==== MATERIAL ====
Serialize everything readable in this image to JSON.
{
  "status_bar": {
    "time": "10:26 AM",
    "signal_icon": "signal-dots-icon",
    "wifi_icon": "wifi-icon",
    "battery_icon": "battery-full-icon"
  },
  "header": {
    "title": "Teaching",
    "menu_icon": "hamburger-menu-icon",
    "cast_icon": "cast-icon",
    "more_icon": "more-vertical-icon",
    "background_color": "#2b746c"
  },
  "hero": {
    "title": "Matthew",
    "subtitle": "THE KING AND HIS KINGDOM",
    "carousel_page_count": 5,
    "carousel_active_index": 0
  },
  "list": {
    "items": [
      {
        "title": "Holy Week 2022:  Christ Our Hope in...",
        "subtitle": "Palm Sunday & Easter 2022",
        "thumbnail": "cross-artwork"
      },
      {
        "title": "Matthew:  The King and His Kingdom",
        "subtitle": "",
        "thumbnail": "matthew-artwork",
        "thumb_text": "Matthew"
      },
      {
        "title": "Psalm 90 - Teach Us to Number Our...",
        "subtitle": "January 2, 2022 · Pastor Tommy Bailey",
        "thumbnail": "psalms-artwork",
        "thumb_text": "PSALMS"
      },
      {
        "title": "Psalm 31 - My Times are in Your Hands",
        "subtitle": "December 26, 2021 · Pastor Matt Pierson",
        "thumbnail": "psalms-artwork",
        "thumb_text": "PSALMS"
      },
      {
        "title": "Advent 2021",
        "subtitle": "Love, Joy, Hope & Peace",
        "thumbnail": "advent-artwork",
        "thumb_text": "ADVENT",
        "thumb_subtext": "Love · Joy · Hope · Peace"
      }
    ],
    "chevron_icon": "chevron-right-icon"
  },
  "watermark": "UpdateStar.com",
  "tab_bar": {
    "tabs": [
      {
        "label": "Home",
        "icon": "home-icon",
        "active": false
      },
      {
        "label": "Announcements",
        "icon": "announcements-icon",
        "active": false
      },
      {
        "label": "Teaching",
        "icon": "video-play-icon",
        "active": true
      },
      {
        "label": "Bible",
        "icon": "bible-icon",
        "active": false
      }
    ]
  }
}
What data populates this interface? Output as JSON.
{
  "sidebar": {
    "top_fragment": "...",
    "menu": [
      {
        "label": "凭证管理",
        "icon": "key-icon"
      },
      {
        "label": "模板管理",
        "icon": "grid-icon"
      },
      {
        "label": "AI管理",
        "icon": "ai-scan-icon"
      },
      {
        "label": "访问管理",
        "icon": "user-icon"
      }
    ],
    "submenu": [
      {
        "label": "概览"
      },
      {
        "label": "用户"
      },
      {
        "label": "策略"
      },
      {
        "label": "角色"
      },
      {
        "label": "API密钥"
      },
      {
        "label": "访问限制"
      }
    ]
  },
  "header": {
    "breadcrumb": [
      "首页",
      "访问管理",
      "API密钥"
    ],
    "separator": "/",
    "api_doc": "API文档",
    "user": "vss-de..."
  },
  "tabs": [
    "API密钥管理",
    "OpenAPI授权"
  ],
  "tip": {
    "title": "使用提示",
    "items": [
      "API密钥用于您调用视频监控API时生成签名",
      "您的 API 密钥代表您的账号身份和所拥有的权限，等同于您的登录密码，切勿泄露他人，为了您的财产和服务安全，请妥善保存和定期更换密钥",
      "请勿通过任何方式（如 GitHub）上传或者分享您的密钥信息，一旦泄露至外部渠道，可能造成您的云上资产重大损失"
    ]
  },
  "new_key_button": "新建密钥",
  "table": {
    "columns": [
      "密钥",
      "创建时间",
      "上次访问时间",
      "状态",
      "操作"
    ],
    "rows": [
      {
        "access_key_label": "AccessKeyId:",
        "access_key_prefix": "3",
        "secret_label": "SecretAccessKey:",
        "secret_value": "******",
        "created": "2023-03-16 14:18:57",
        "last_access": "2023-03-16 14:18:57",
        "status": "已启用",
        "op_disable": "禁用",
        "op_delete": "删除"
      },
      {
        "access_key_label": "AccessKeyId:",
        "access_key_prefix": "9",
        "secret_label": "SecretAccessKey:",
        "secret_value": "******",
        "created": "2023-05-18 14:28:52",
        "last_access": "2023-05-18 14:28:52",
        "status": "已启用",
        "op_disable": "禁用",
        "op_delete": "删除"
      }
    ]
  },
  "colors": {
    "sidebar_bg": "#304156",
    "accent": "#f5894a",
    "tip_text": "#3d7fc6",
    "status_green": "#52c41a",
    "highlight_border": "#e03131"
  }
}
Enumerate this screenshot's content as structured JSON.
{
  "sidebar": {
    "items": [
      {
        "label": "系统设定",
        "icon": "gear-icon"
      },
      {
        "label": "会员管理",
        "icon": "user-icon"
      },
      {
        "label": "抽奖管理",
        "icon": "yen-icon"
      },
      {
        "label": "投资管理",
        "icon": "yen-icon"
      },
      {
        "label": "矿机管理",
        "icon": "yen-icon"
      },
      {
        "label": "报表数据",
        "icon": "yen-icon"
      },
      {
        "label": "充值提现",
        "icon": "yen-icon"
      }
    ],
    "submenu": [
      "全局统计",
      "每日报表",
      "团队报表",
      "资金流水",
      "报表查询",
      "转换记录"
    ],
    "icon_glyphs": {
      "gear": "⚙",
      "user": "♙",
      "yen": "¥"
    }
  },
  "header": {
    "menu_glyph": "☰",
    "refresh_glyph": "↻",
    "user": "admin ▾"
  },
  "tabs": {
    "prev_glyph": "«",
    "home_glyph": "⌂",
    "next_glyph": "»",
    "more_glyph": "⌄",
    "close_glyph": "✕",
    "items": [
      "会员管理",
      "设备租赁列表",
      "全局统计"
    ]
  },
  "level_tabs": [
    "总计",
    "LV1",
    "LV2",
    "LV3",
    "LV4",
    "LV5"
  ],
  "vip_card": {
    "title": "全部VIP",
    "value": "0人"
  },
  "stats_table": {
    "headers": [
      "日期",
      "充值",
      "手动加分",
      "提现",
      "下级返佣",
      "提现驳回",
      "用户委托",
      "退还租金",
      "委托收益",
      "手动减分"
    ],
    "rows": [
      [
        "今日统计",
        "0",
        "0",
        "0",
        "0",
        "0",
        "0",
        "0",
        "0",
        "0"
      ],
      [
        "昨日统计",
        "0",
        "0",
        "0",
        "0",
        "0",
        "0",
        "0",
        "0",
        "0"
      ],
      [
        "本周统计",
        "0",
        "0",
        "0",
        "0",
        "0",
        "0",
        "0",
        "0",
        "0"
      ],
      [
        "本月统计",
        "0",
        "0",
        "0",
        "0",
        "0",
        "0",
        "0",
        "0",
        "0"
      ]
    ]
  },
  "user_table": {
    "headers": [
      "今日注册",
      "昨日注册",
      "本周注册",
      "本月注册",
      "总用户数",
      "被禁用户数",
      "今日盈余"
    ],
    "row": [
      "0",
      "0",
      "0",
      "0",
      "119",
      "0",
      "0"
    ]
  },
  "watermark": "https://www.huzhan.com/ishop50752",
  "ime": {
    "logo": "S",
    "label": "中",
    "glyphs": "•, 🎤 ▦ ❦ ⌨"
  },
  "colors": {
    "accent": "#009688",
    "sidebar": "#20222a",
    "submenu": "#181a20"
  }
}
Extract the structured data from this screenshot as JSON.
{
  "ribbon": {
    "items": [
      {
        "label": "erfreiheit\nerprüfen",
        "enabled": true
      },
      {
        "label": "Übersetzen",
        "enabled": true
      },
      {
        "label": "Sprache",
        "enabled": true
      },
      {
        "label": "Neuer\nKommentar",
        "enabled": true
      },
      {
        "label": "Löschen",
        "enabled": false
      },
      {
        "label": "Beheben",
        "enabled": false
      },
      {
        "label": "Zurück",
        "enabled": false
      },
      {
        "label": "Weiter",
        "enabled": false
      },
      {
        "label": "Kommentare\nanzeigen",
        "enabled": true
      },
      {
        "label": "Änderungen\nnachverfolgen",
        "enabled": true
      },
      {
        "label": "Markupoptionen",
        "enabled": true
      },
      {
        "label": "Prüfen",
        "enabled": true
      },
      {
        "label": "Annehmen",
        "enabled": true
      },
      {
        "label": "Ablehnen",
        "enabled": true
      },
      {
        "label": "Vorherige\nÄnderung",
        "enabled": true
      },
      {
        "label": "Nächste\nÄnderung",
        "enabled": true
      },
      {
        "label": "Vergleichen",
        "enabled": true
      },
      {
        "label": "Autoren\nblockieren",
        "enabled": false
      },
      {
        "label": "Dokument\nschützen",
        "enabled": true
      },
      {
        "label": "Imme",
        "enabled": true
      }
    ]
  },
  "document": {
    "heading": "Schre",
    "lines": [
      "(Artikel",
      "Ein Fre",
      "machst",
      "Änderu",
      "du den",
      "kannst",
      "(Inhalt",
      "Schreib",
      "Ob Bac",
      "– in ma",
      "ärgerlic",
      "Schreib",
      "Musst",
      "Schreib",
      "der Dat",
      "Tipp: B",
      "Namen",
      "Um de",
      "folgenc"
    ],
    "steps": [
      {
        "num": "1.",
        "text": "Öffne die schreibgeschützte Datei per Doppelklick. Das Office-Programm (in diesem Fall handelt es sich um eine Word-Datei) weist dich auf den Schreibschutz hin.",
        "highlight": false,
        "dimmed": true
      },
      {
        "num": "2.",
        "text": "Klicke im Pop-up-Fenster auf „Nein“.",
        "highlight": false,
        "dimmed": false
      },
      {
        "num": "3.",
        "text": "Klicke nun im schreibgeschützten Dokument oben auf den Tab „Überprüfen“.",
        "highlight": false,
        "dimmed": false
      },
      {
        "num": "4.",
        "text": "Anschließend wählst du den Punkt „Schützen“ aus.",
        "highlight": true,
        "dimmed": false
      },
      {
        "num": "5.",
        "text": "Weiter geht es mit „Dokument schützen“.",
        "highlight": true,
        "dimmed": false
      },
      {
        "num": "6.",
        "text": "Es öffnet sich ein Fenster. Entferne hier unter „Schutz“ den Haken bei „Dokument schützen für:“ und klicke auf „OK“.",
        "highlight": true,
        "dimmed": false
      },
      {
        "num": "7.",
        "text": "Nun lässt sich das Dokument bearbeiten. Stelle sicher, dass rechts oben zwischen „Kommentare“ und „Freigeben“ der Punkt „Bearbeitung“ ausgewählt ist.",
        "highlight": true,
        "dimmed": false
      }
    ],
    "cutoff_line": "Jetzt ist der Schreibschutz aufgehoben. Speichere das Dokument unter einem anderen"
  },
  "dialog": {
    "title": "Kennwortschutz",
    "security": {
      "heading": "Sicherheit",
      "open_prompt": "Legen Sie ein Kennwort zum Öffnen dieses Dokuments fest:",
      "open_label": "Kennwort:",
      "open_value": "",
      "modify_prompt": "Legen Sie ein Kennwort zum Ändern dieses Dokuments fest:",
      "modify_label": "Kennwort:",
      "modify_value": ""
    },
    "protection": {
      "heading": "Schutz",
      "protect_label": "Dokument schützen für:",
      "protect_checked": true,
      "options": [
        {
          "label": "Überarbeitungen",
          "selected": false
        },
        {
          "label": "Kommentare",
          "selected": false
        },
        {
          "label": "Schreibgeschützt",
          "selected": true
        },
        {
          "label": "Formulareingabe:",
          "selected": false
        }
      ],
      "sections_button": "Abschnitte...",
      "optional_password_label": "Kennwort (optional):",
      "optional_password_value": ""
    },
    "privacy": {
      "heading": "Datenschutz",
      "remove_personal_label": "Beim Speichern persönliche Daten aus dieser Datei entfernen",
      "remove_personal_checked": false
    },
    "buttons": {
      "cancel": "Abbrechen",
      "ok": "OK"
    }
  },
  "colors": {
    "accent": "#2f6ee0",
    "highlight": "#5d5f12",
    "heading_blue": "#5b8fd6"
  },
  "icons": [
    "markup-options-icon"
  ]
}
====
▸ EXERCISE DESCRIPTION: Looking at the listing above, how many of its lines contain the string "structured"? Give the number alone.

▸ RESPONSE: 2